- **Given information**:
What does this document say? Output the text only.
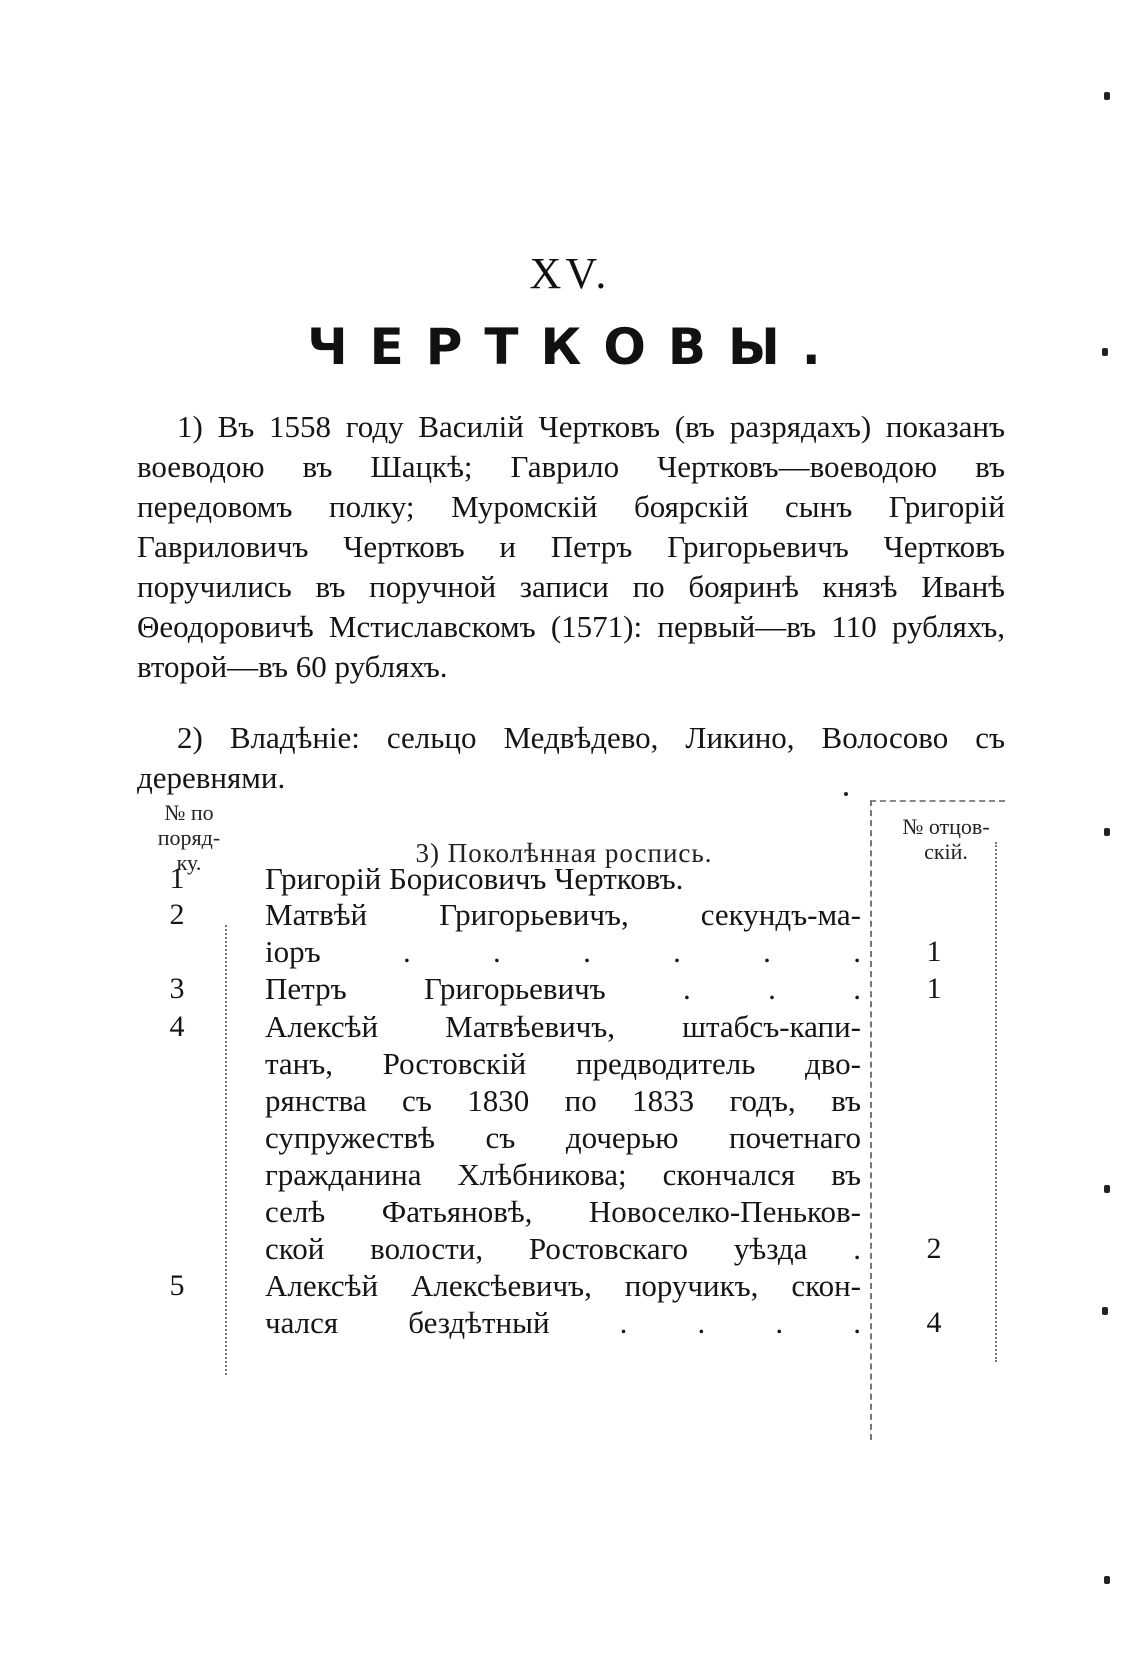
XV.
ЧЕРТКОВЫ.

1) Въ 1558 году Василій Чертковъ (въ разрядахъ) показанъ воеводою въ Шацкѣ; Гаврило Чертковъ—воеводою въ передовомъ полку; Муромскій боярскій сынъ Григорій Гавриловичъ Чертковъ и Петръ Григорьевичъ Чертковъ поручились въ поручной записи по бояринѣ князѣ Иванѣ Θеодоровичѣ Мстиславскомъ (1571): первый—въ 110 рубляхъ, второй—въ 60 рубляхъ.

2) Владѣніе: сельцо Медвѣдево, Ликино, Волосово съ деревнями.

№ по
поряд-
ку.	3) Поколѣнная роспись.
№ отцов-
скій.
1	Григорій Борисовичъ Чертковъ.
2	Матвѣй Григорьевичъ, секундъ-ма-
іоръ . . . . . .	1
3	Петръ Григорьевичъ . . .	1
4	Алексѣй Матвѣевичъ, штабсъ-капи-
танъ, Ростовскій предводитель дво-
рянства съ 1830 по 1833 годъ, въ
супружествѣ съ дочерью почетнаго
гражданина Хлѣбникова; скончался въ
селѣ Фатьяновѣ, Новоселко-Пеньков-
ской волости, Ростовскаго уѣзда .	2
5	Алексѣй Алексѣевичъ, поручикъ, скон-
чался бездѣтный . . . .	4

- **Requirement**: Quote every entry exactly, with the pictures omitted.

- **Response**:
What does this document say? Output the text only.
XV.
ЧЕРТКОВЫ.

1) Въ 1558 году Василій Чертковъ (въ разрядахъ) показанъ воеводою въ Шацкѣ; Гаврило Чертковъ—воеводою въ передовомъ полку; Муромскій боярскій сынъ Григорій Гавриловичъ Чертковъ и Петръ Григорьевичъ Чертковъ поручились въ поручной записи по бояринѣ князѣ Иванѣ Θеодоровичѣ Мстиславскомъ (1571): первый—въ 110 рубляхъ, второй—въ 60 рубляхъ.

2) Владѣніе: сельцо Медвѣдево, Ликино, Волосово съ деревнями.

№ по
поряд-
ку.	3) Поколѣнная роспись.
№ отцов-
скій.
1	Григорій Борисовичъ Чертковъ.
2	Матвѣй Григорьевичъ, секундъ-ма-
іоръ . . . . . .	1
3	Петръ Григорьевичъ . . .	1
4	Алексѣй Матвѣевичъ, штабсъ-капи-
танъ, Ростовскій предводитель дво-
рянства съ 1830 по 1833 годъ, въ
супружествѣ съ дочерью почетнаго
гражданина Хлѣбникова; скончался въ
селѣ Фатьяновѣ, Новоселко-Пеньков-
ской волости, Ростовскаго уѣзда .	2
5	Алексѣй Алексѣевичъ, поручикъ, скон-
чался бездѣтный . . . .	4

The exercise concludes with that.